*What is required*. Return all lines from the listing below in which the string "name" occurs.

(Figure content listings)
+---+

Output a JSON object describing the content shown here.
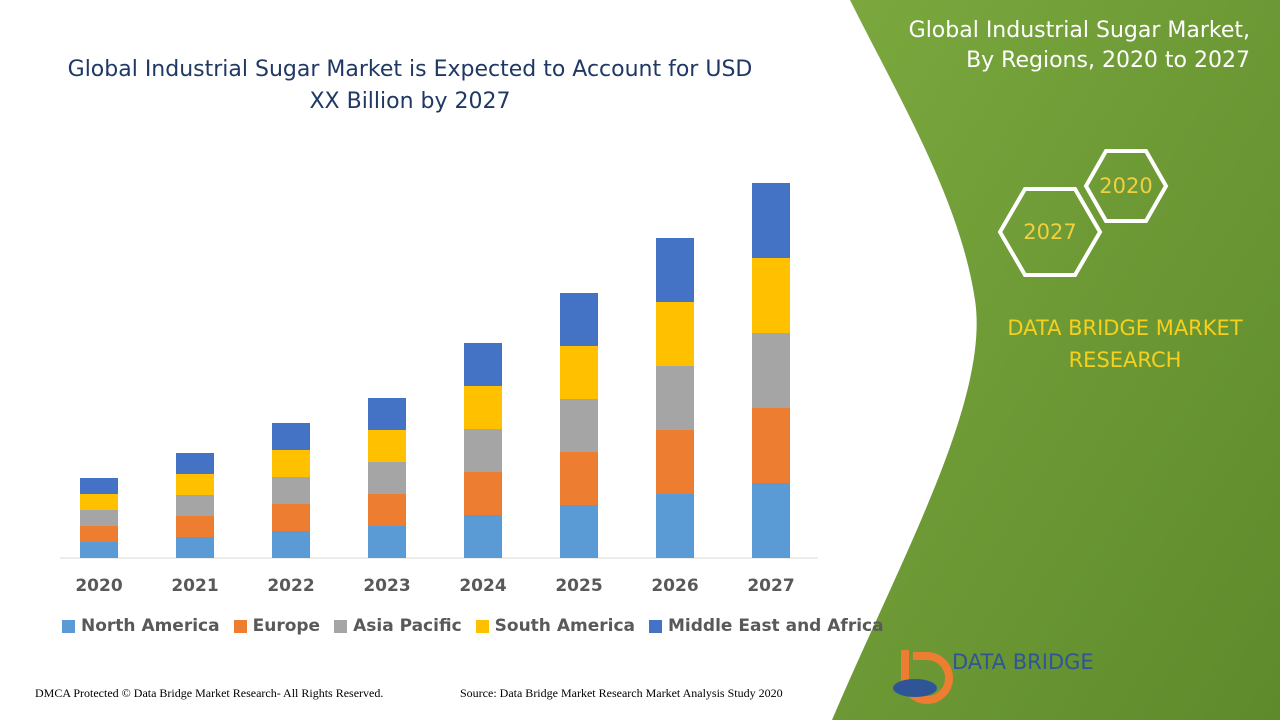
{
  "chart_data": {
    "type": "bar",
    "stacked": true,
    "title": "Global Industrial Sugar Market is Expected to Account for USD XX Billion by 2027",
    "categories": [
      "2020",
      "2021",
      "2022",
      "2023",
      "2024",
      "2025",
      "2026",
      "2027"
    ],
    "series": [
      {
        "name": "North America",
        "color": "#5b9bd5",
        "values": [
          16,
          21,
          27,
          32,
          43,
          53,
          64,
          75
        ]
      },
      {
        "name": "Europe",
        "color": "#ed7d31",
        "values": [
          16,
          21,
          27,
          32,
          43,
          53,
          64,
          75
        ]
      },
      {
        "name": "Asia Pacific",
        "color": "#a5a5a5",
        "values": [
          16,
          21,
          27,
          32,
          43,
          53,
          64,
          75
        ]
      },
      {
        "name": "South America",
        "color": "#ffc000",
        "values": [
          16,
          21,
          27,
          32,
          43,
          53,
          64,
          75
        ]
      },
      {
        "name": "Middle East and Africa",
        "color": "#4472c4",
        "values": [
          16,
          21,
          27,
          32,
          43,
          53,
          64,
          75
        ]
      }
    ]
  },
  "panel": {
    "title_line1": "Global Industrial Sugar Market,",
    "title_line2": "By Regions, 2020 to 2027",
    "hex_2020": "2020",
    "hex_2027": "2027",
    "brand_line1": "DATA BRIDGE MARKET",
    "brand_line2": "RESEARCH"
  },
  "logo": {
    "text": "DATA BRIDGE"
  },
  "footer": {
    "left": "DMCA Protected © Data Bridge Market Research- All Rights Reserved.",
    "right": "Source: Data Bridge Market Research Market Analysis Study 2020"
  }
}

+---+

*Solution to this exercise*.
        "name": "North America",
        "name": "Europe",
        "name": "Asia Pacific",
        "name": "South America",
        "name": "Middle East and Africa",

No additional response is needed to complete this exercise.